◆ Exercise directions: Write out each line of the material again, word for word.

◆ Information provided:
-------------------------
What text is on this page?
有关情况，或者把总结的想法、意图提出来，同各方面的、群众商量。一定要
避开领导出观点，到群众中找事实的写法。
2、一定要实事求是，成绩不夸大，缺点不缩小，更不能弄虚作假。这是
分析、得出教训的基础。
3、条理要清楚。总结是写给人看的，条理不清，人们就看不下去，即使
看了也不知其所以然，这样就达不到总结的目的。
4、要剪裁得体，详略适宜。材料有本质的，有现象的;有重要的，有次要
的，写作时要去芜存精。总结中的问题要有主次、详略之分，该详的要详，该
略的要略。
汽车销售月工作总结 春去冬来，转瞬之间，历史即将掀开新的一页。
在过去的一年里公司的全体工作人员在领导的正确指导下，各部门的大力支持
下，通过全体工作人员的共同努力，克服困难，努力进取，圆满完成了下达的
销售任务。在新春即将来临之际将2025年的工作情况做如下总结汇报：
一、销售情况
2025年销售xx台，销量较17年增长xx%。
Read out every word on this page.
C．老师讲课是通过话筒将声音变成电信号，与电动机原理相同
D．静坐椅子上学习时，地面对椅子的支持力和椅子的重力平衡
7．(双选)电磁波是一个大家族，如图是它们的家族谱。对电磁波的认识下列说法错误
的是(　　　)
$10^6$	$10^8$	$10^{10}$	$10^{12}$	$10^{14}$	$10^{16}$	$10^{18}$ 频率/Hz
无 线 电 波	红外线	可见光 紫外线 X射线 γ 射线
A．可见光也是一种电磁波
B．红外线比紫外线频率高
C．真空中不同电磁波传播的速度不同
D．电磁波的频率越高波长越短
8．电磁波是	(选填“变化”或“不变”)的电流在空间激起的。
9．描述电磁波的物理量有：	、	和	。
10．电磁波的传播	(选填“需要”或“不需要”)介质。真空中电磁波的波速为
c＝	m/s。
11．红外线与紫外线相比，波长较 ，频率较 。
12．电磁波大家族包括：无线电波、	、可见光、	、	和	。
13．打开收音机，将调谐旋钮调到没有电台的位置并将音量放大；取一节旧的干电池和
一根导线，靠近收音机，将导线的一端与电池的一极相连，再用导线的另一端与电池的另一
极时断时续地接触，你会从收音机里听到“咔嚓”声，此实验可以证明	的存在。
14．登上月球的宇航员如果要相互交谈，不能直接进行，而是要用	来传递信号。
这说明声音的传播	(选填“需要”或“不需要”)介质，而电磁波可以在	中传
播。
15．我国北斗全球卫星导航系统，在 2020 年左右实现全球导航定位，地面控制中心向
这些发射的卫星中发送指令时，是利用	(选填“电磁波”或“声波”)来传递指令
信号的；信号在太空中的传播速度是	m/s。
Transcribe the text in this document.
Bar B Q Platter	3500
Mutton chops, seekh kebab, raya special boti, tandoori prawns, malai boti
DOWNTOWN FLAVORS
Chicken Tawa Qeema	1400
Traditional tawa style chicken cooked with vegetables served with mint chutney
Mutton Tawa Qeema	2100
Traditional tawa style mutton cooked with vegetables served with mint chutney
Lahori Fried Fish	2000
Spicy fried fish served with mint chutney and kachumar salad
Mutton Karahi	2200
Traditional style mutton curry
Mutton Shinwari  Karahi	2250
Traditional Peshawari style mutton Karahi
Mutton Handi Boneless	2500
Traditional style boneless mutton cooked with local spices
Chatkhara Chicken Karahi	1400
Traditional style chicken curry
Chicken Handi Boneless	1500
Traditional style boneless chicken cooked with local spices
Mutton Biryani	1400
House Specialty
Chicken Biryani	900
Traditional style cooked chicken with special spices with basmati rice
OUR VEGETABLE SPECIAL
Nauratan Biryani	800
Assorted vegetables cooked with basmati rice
-------------------------
◆ Solution to this exercise:
What text is on this page?
有关情况，或者把总结的想法、意图提出来，同各方面的、群众商量。一定要
避开领导出观点，到群众中找事实的写法。
2、一定要实事求是，成绩不夸大，缺点不缩小，更不能弄虚作假。这是
分析、得出教训的基础。
3、条理要清楚。总结是写给人看的，条理不清，人们就看不下去，即使
看了也不知其所以然，这样就达不到总结的目的。
4、要剪裁得体，详略适宜。材料有本质的，有现象的;有重要的，有次要
的，写作时要去芜存精。总结中的问题要有主次、详略之分，该详的要详，该
略的要略。
汽车销售月工作总结 春去冬来，转瞬之间，历史即将掀开新的一页。
在过去的一年里公司的全体工作人员在领导的正确指导下，各部门的大力支持
下，通过全体工作人员的共同努力，克服困难，努力进取，圆满完成了下达的
销售任务。在新春即将来临之际将2025年的工作情况做如下总结汇报：
一、销售情况
2025年销售xx台，销量较17年增长xx%。
Read out every word on this page.
C．老师讲课是通过话筒将声音变成电信号，与电动机原理相同
D．静坐椅子上学习时，地面对椅子的支持力和椅子的重力平衡
7．(双选)电磁波是一个大家族，如图是它们的家族谱。对电磁波的认识下列说法错误
的是(　　　)
$10^6$	$10^8$	$10^{10}$	$10^{12}$	$10^{14}$	$10^{16}$	$10^{18}$ 频率/Hz
无 线 电 波	红外线	可见光 紫外线 X射线 γ 射线
A．可见光也是一种电磁波
B．红外线比紫外线频率高
C．真空中不同电磁波传播的速度不同
D．电磁波的频率越高波长越短
8．电磁波是	(选填“变化”或“不变”)的电流在空间激起的。
9．描述电磁波的物理量有：	、	和	。
10．电磁波的传播	(选填“需要”或“不需要”)介质。真空中电磁波的波速为
c＝	m/s。
11．红外线与紫外线相比，波长较 ，频率较 。
12．电磁波大家族包括：无线电波、	、可见光、	、	和	。
13．打开收音机，将调谐旋钮调到没有电台的位置并将音量放大；取一节旧的干电池和
一根导线，靠近收音机，将导线的一端与电池的一极相连，再用导线的另一端与电池的另一
极时断时续地接触，你会从收音机里听到“咔嚓”声，此实验可以证明	的存在。
14．登上月球的宇航员如果要相互交谈，不能直接进行，而是要用	来传递信号。
这说明声音的传播	(选填“需要”或“不需要”)介质，而电磁波可以在	中传
播。
15．我国北斗全球卫星导航系统，在 2020 年左右实现全球导航定位，地面控制中心向
这些发射的卫星中发送指令时，是利用	(选填“电磁波”或“声波”)来传递指令
信号的；信号在太空中的传播速度是	m/s。
Transcribe the text in this document.
Bar B Q Platter	3500
Mutton chops, seekh kebab, raya special boti, tandoori prawns, malai boti
DOWNTOWN FLAVORS
Chicken Tawa Qeema	1400
Traditional tawa style chicken cooked with vegetables served with mint chutney
Mutton Tawa Qeema	2100
Traditional tawa style mutton cooked with vegetables served with mint chutney
Lahori Fried Fish	2000
Spicy fried fish served with mint chutney and kachumar salad
Mutton Karahi	2200
Traditional style mutton curry
Mutton Shinwari  Karahi	2250
Traditional Peshawari style mutton Karahi
Mutton Handi Boneless	2500
Traditional style boneless mutton cooked with local spices
Chatkhara Chicken Karahi	1400
Traditional style chicken curry
Chicken Handi Boneless	1500
Traditional style boneless chicken cooked with local spices
Mutton Biryani	1400
House Specialty
Chicken Biryani	900
Traditional style cooked chicken with special spices with basmati rice
OUR VEGETABLE SPECIAL
Nauratan Biryani	800
Assorted vegetables cooked with basmati rice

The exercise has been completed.